● Instructions for the task
Please render the entries below, starting at the line that contains "Patent image size: (1172, 969)." and ending at the line that contains "The THz source 14 is at (148, 458).", as a JSON list of strings with one string per line and blank lines omitted.

● Supplied data
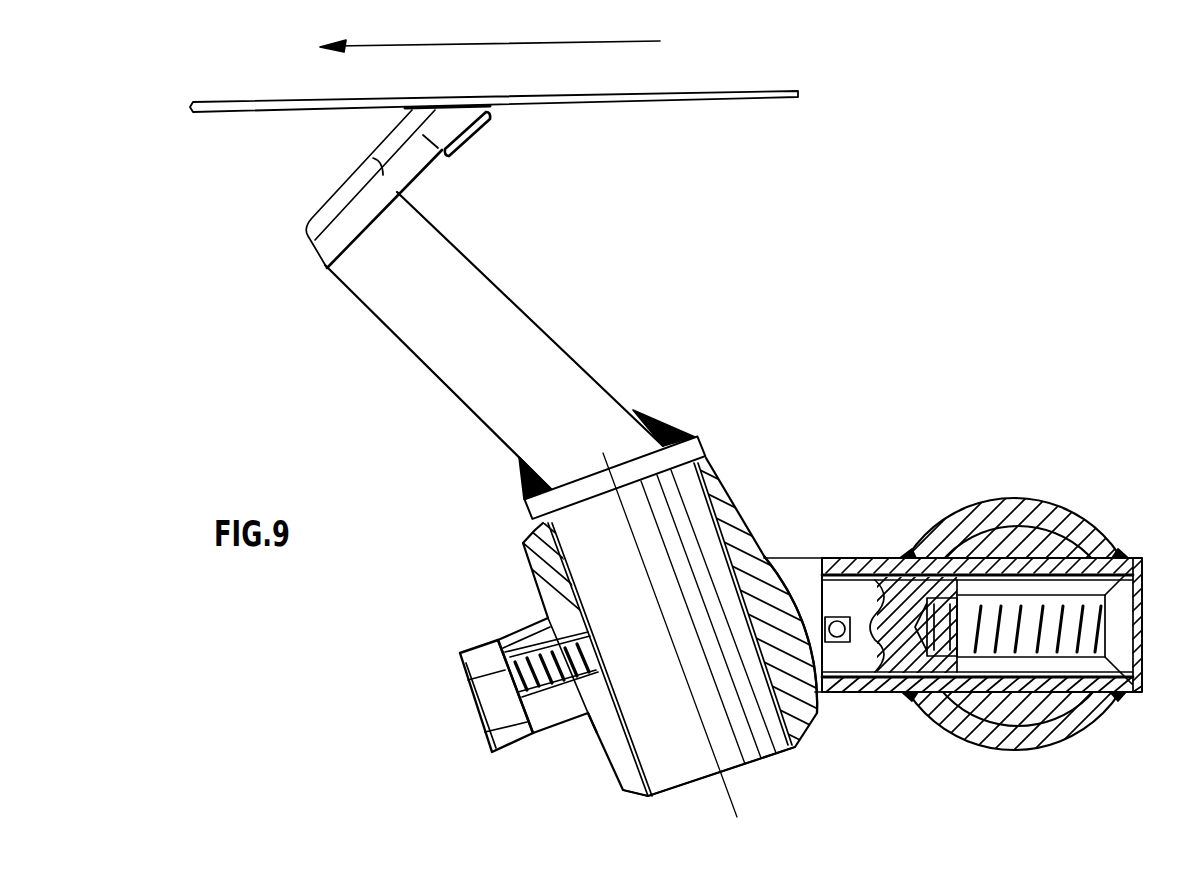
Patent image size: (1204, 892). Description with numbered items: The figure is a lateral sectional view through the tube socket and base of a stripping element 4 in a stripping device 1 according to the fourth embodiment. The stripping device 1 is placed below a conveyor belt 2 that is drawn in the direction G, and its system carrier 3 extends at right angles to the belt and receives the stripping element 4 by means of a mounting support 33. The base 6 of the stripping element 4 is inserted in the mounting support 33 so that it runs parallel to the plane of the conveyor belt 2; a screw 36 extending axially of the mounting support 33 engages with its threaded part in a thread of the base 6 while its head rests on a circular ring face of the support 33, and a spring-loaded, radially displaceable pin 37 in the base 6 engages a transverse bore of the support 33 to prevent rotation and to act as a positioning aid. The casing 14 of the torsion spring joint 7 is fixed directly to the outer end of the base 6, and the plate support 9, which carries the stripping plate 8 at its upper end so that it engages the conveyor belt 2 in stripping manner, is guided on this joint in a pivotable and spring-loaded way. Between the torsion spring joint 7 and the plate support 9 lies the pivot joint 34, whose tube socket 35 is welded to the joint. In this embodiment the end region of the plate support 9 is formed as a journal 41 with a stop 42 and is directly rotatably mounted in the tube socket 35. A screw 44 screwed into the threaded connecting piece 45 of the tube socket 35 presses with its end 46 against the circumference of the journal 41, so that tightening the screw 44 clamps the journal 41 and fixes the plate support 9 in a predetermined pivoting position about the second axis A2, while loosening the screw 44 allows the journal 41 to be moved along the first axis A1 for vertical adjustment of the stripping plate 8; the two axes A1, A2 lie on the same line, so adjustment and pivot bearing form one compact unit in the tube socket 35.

The stripping device 1 is at (919, 591).
The conveyor belt 2 is at (735, 100).
The system carrier 3 is at (1052, 514).
The stripping element 4 is at (436, 375).
The base 6 is at (853, 603).
The torsion spring joint 7 is at (770, 547).
The stripping plate 8 is at (473, 136).
The plate support 9 is at (405, 327).
The casing 14 is at (790, 558).
The mounting support 33 is at (1120, 695).
The pivot joint 34 is at (525, 534).
The tube socket 35 is at (597, 740).
The screw 36 is at (1125, 606).
The pin 37 is at (876, 697).
The journal 41 is at (673, 767).
The stop 42 is at (535, 510).
The screw 44 is at (507, 738).
The connecting piece 45 is at (531, 635).
The end of the screw 46 is at (587, 652).
The first axis A1 is at (730, 643).
The second axis A2 is at (748, 818).
The direction G is at (501, 46).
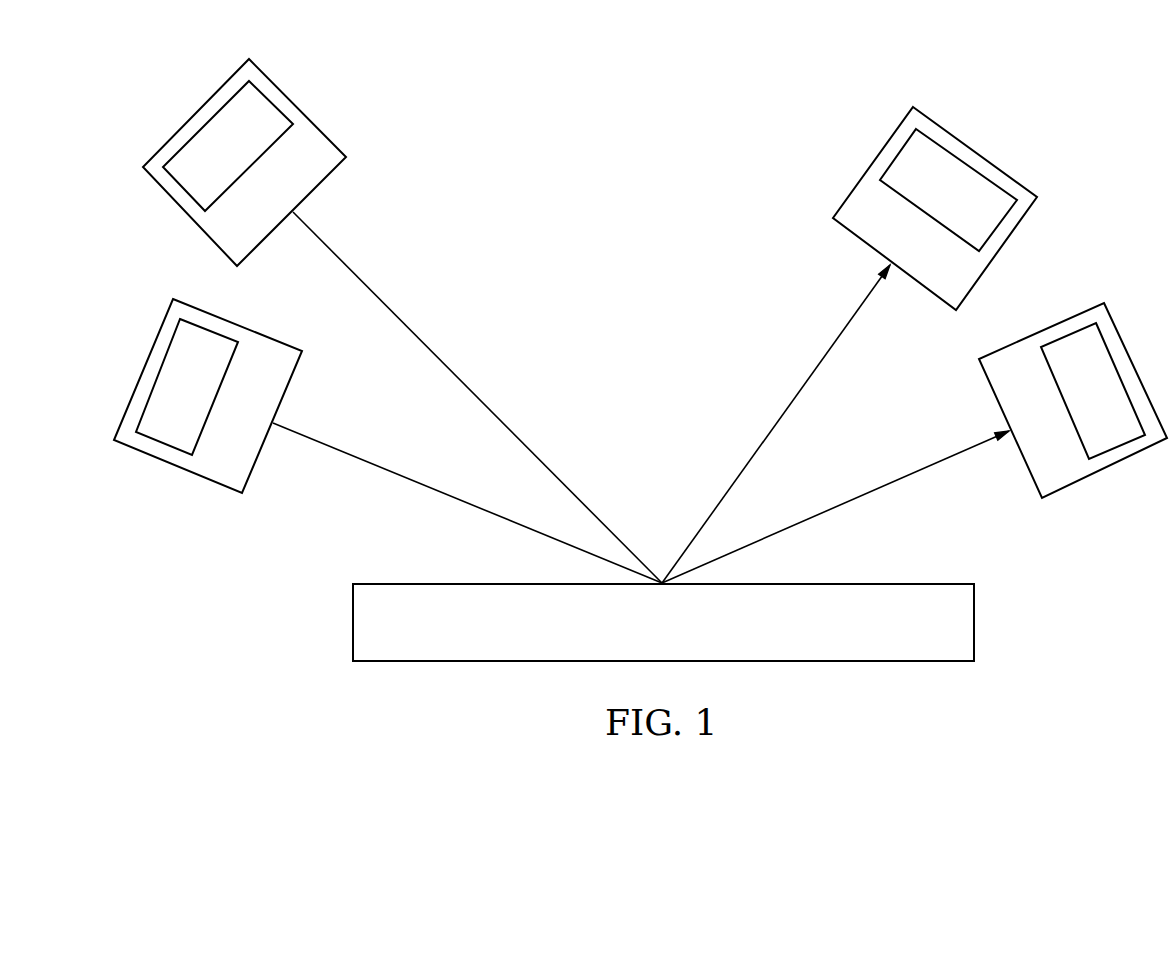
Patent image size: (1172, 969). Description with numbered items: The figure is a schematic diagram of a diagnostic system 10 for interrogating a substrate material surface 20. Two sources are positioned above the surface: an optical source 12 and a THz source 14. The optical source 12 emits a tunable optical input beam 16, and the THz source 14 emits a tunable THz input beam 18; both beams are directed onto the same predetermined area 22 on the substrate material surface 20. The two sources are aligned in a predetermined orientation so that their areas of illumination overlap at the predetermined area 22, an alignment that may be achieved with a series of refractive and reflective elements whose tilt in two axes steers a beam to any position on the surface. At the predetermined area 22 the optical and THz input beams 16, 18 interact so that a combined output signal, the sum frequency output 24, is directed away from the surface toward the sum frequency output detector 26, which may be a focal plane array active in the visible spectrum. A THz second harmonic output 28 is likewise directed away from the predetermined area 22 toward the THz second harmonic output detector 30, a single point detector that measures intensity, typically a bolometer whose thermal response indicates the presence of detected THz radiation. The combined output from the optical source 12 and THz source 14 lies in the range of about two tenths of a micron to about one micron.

The diagnostic system 10 is at (650, 354).
The optical source 12 is at (290, 97).
The THz source 14 is at (148, 458).
The tunable optical input beam 16 is at (412, 328).
The tunable THz input beam 18 is at (379, 465).
The substrate material surface 20 is at (975, 620).
The predetermined area 22 is at (660, 577).
The sum frequency output 24 is at (840, 338).
The sum frequency output detector 26 is at (875, 155).
The THz second harmonic output 28 is at (930, 465).
The THz second harmonic output detector 30 is at (1099, 473).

● Response to this task
[
  "Patent image size: (1172, 969). Description with numbered items: The figure is a schematic diagram of a diagnostic system 10 for interrogating a substrate material surface 20. Two sources are positioned above the surface: an optical source 12 and a THz source 14. The optical source 12 emits a tunable optical input beam 16, and the THz source 14 emits a tunable THz input beam 18; both beams are directed onto the same predetermined area 22 on the substrate material surface 20. The two sources are aligned in a predetermined orientation so that their areas of illumination overlap at the predetermined area 22, an alignment that may be achieved with a series of refractive and reflective elements whose tilt in two axes steers a beam to any position on the surface. At the predetermined area 22 the optical and THz input beams 16, 18 interact so that a combined output signal, the sum frequency output 24, is directed away from the surface toward the sum frequency output detector 26, which may be a focal plane array active in the visible spectrum. A THz second harmonic output 28 is likewise directed away from the predetermined area 22 toward the THz second harmonic output detector 30, a single point detector that measures intensity, typically a bolometer whose thermal response indicates the presence of detected THz radiation. The combined output from the optical source 12 and THz source 14 lies in the range of about two tenths of a micron to about one micron.",
  "The diagnostic system 10 is at (650, 354).",
  "The optical source 12 is at (290, 97).",
  "The THz source 14 is at (148, 458)."
]